__Required task__
Your task is to extract every entry that follows word for word while excluding the pictures.

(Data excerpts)
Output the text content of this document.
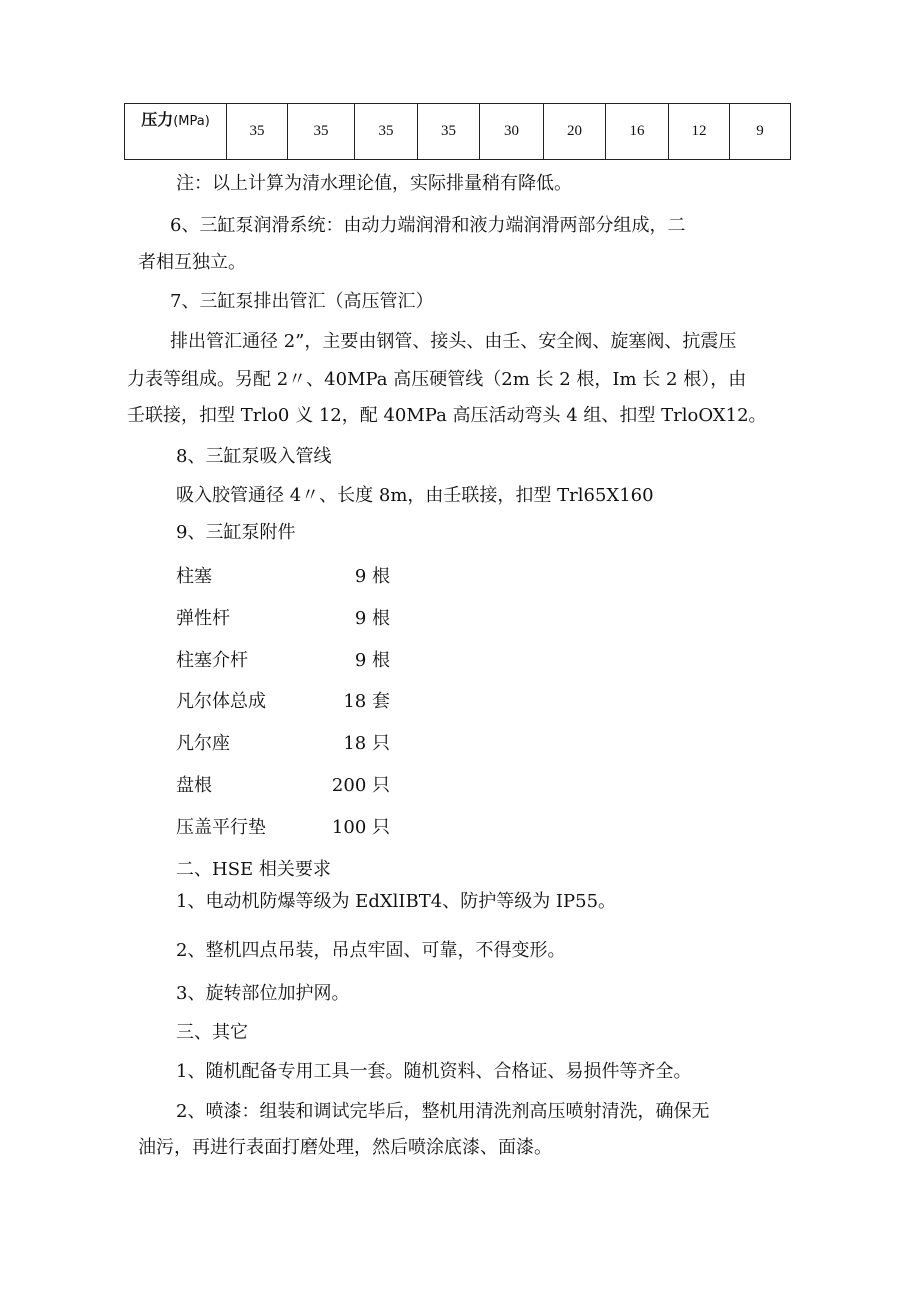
压力(MPa)	35	35	35	35	30	20	16	12	9
注：以上计算为清水理论值，实际排量稍有降低。
6、三缸泵润滑系统：由动力端润滑和液力端润滑两部分组成，二
者相互独立。
7、三缸泵排出管汇（高压管汇）
排出管汇通径 2”，主要由钢管、接头、由壬、安全阀、旋塞阀、抗震压
力表等组成。另配 2〃、40MPa 高压硬管线（2m 长 2 根，Im 长 2 根），由
壬联接，扣型 Trlo0 义 12，配 40MPa 高压活动弯头 4 组、扣型 TrloOX12。
8、三缸泵吸入管线
吸入胶管通径 4〃、长度 8m，由壬联接，扣型 Trl65X160
9、三缸泵附件
柱塞	9 根
弹性杆	9 根
柱塞介杆	9 根
凡尔体总成	18 套
凡尔座	18 只
盘根	200 只
压盖平行垫	100 只
二、HSE 相关要求
1、电动机防爆等级为 EdXlIBT4、防护等级为 IP55。
2、整机四点吊装，吊点牢固、可靠，不得变形。
3、旋转部位加护网。
三、其它
1、随机配备专用工具一套。随机资料、合格证、易损件等齐全。
2、喷漆：组装和调试完毕后，整机用清洗剂高压喷射清洗，确保无
油污，再进行表面打磨处理，然后喷涂底漆、面漆。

__Output__
Output the text content of this document.
压力(MPa)	35	35	35	35	30	20	16	12	9
注：以上计算为清水理论值，实际排量稍有降低。
6、三缸泵润滑系统：由动力端润滑和液力端润滑两部分组成，二
者相互独立。
7、三缸泵排出管汇（高压管汇）
排出管汇通径 2”，主要由钢管、接头、由壬、安全阀、旋塞阀、抗震压
力表等组成。另配 2〃、40MPa 高压硬管线（2m 长 2 根，Im 长 2 根），由
壬联接，扣型 Trlo0 义 12，配 40MPa 高压活动弯头 4 组、扣型 TrloOX12。
8、三缸泵吸入管线
吸入胶管通径 4〃、长度 8m，由壬联接，扣型 Trl65X160
9、三缸泵附件
柱塞	9 根
弹性杆	9 根
柱塞介杆	9 根
凡尔体总成	18 套
凡尔座	18 只
盘根	200 只
压盖平行垫	100 只
二、HSE 相关要求
1、电动机防爆等级为 EdXlIBT4、防护等级为 IP55。
2、整机四点吊装，吊点牢固、可靠，不得变形。
3、旋转部位加护网。
三、其它
1、随机配备专用工具一套。随机资料、合格证、易损件等齐全。
2、喷漆：组装和调试完毕后，整机用清洗剂高压喷射清洗，确保无
油污，再进行表面打磨处理，然后喷涂底漆、面漆。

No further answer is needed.